### [TO BE DONE]
Without changing a character, return the entries, but not the images they hold.

### [STORED RECORDS]
◆ ◆ ◆ ◆
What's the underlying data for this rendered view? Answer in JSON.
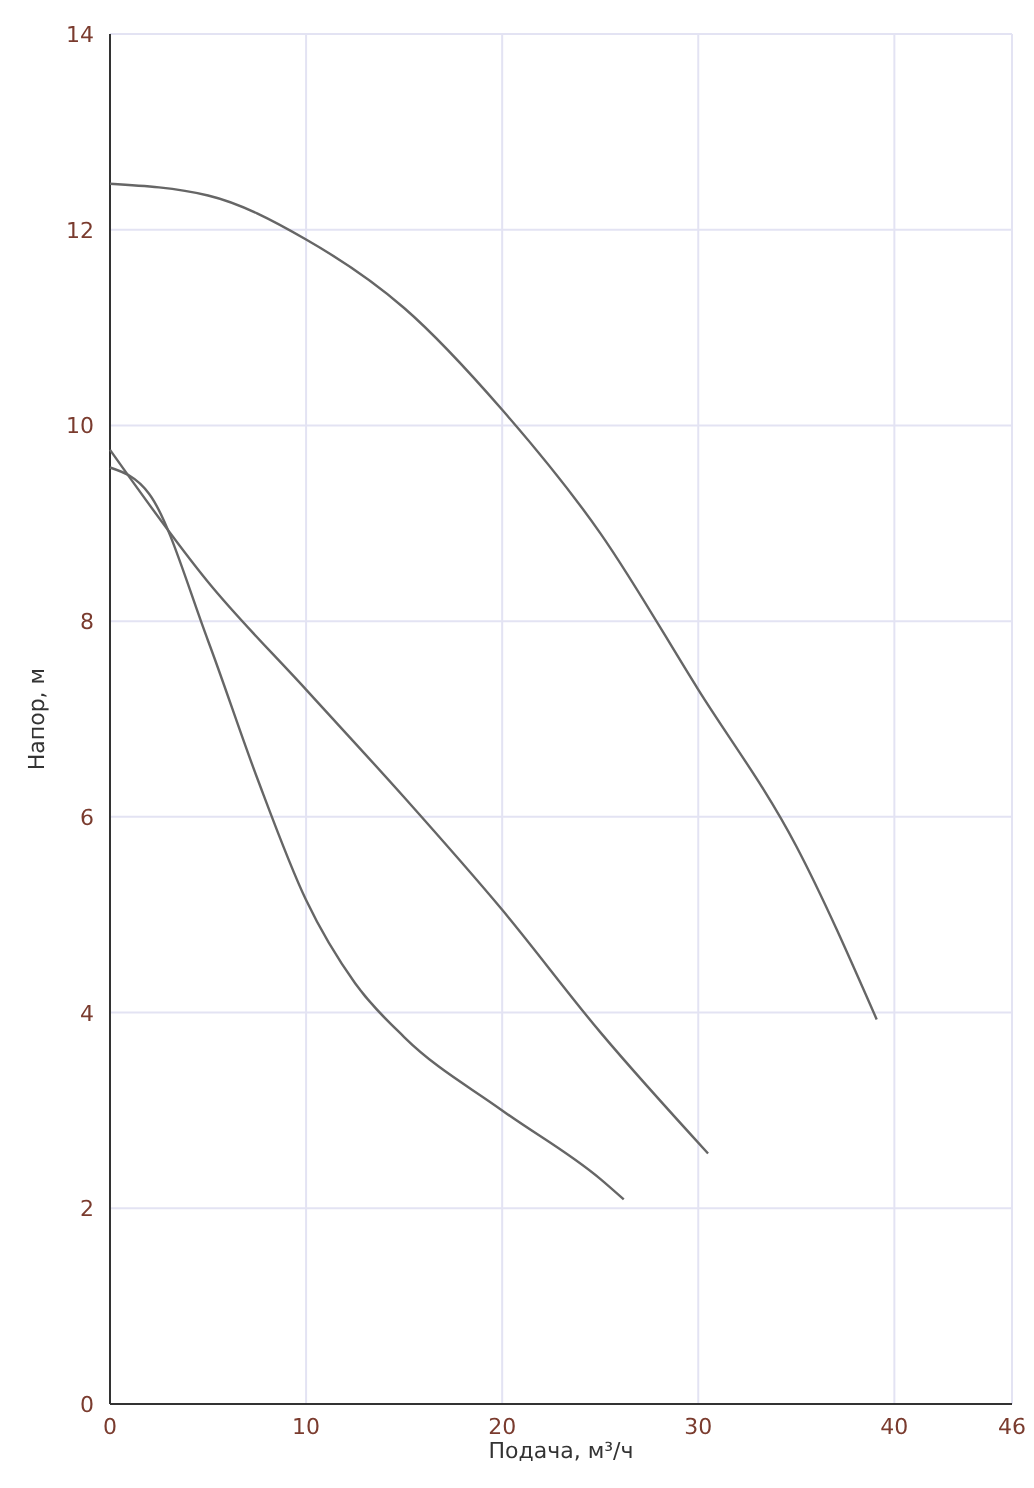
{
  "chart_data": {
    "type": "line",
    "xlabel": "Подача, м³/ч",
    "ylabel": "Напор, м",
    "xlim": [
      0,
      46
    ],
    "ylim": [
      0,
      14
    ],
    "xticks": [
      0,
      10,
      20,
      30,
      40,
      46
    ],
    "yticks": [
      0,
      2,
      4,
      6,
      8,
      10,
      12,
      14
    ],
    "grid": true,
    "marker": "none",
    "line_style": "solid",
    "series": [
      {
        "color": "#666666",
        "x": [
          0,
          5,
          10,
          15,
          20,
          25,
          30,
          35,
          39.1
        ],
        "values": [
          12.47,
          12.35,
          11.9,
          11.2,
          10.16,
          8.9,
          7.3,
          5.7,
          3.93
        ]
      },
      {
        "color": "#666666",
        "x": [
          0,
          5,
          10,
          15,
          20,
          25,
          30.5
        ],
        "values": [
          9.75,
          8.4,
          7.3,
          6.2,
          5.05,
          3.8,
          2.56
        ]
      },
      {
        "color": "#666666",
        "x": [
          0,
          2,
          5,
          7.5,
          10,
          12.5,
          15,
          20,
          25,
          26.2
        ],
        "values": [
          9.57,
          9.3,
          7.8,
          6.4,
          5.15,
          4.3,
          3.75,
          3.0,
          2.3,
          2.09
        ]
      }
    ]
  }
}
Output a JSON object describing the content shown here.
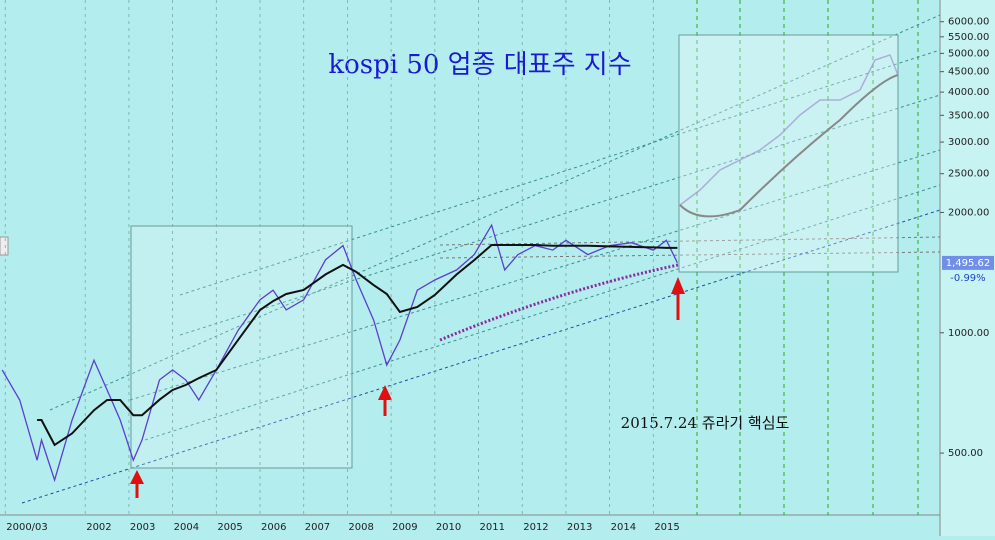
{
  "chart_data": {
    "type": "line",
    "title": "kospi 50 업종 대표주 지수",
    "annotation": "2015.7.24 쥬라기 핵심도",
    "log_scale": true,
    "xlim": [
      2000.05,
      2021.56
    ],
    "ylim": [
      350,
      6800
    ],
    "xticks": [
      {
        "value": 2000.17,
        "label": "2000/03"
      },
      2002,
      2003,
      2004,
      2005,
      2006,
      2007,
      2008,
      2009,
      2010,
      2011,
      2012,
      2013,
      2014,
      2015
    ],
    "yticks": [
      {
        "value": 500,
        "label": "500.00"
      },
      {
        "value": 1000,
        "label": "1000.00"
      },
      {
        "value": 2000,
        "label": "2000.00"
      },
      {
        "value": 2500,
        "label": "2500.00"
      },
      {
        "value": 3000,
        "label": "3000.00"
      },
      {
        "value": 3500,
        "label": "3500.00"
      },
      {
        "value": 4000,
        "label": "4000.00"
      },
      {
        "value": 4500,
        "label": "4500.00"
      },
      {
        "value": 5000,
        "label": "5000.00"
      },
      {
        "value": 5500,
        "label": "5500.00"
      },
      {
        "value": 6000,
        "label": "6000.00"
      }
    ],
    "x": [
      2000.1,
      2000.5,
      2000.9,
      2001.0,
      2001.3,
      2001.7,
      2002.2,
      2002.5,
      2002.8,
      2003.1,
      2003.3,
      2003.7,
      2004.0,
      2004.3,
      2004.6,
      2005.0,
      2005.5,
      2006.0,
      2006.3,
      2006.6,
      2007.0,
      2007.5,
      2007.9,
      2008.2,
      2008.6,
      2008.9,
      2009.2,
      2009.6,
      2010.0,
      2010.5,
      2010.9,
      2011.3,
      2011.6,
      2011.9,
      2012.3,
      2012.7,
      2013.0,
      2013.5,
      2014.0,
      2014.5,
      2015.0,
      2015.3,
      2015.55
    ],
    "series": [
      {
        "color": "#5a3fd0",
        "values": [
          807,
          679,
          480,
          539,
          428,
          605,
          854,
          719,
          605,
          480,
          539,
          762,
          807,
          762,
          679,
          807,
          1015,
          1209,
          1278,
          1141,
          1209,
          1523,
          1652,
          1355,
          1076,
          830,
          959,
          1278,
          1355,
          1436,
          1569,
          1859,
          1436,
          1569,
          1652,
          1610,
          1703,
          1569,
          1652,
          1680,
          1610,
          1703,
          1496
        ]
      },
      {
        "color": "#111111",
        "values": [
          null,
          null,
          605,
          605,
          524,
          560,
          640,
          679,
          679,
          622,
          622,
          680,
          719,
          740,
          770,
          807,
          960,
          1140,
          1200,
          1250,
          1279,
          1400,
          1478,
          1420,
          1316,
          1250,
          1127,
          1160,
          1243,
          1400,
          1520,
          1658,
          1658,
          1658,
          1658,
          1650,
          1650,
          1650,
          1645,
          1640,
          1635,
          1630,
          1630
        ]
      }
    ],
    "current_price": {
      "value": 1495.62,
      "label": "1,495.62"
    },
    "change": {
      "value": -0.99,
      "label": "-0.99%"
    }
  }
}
◆ ◆ ◆ ◆
### [EXERCISE ANSWER]
What's the underlying data for this rendered view? Answer in JSON.
{
  "chart_data": {
    "type": "line",
    "xlabel": "Подача, м³/ч",
    "ylabel": "Напор, м",
    "xlim": [
      0,
      46
    ],
    "ylim": [
      0,
      14
    ],
    "xticks": [
      0,
      10,
      20,
      30,
      40,
      46
    ],
    "yticks": [
      0,
      2,
      4,
      6,
      8,
      10,
      12,
      14
    ],
    "grid": true,
    "marker": "none",
    "line_style": "solid",
    "series": [
      {
        "color": "#666666",
        "x": [
          0,
          5,
          10,
          15,
          20,
          25,
          30,
          35,
          39.1
        ],
        "values": [
          12.47,
          12.35,
          11.9,
          11.2,
          10.16,
          8.9,
          7.3,
          5.7,
          3.93
        ]
      },
      {
        "color": "#666666",
        "x": [
          0,
          5,
          10,
          15,
          20,
          25,
          30.5
        ],
        "values": [
          9.75,
          8.4,
          7.3,
          6.2,
          5.05,
          3.8,
          2.56
        ]
      },
      {
        "color": "#666666",
        "x": [
          0,
          2,
          5,
          7.5,
          10,
          12.5,
          15,
          20,
          25,
          26.2
        ],
        "values": [
          9.57,
          9.3,
          7.8,
          6.4,
          5.15,
          4.3,
          3.75,
          3.0,
          2.3,
          2.09
        ]
      }
    ]
  }
}
Output a JSON object describing the content shown here.
{
  "chart_data": {
    "type": "line",
    "title": "kospi 50 업종 대표주 지수",
    "annotation": "2015.7.24 쥬라기 핵심도",
    "log_scale": true,
    "xlim": [
      2000.05,
      2021.56
    ],
    "ylim": [
      350,
      6800
    ],
    "xticks": [
      {
        "value": 2000.17,
        "label": "2000/03"
      },
      2002,
      2003,
      2004,
      2005,
      2006,
      2007,
      2008,
      2009,
      2010,
      2011,
      2012,
      2013,
      2014,
      2015
    ],
    "yticks": [
      {
        "value": 500,
        "label": "500.00"
      },
      {
        "value": 1000,
        "label": "1000.00"
      },
      {
        "value": 2000,
        "label": "2000.00"
      },
      {
        "value": 2500,
        "label": "2500.00"
      },
      {
        "value": 3000,
        "label": "3000.00"
      },
      {
        "value": 3500,
        "label": "3500.00"
      },
      {
        "value": 4000,
        "label": "4000.00"
      },
      {
        "value": 4500,
        "label": "4500.00"
      },
      {
        "value": 5000,
        "label": "5000.00"
      },
      {
        "value": 5500,
        "label": "5500.00"
      },
      {
        "value": 6000,
        "label": "6000.00"
      }
    ],
    "x": [
      2000.1,
      2000.5,
      2000.9,
      2001.0,
      2001.3,
      2001.7,
      2002.2,
      2002.5,
      2002.8,
      2003.1,
      2003.3,
      2003.7,
      2004.0,
      2004.3,
      2004.6,
      2005.0,
      2005.5,
      2006.0,
      2006.3,
      2006.6,
      2007.0,
      2007.5,
      2007.9,
      2008.2,
      2008.6,
      2008.9,
      2009.2,
      2009.6,
      2010.0,
      2010.5,
      2010.9,
      2011.3,
      2011.6,
      2011.9,
      2012.3,
      2012.7,
      2013.0,
      2013.5,
      2014.0,
      2014.5,
      2015.0,
      2015.3,
      2015.55
    ],
    "series": [
      {
        "color": "#5a3fd0",
        "values": [
          807,
          679,
          480,
          539,
          428,
          605,
          854,
          719,
          605,
          480,
          539,
          762,
          807,
          762,
          679,
          807,
          1015,
          1209,
          1278,
          1141,
          1209,
          1523,
          1652,
          1355,
          1076,
          830,
          959,
          1278,
          1355,
          1436,
          1569,
          1859,
          1436,
          1569,
          1652,
          1610,
          1703,
          1569,
          1652,
          1680,
          1610,
          1703,
          1496
        ]
      },
      {
        "color": "#111111",
        "values": [
          null,
          null,
          605,
          605,
          524,
          560,
          640,
          679,
          679,
          622,
          622,
          680,
          719,
          740,
          770,
          807,
          960,
          1140,
          1200,
          1250,
          1279,
          1400,
          1478,
          1420,
          1316,
          1250,
          1127,
          1160,
          1243,
          1400,
          1520,
          1658,
          1658,
          1658,
          1658,
          1650,
          1650,
          1650,
          1645,
          1640,
          1635,
          1630,
          1630
        ]
      }
    ],
    "current_price": {
      "value": 1495.62,
      "label": "1,495.62"
    },
    "change": {
      "value": -0.99,
      "label": "-0.99%"
    }
  }
}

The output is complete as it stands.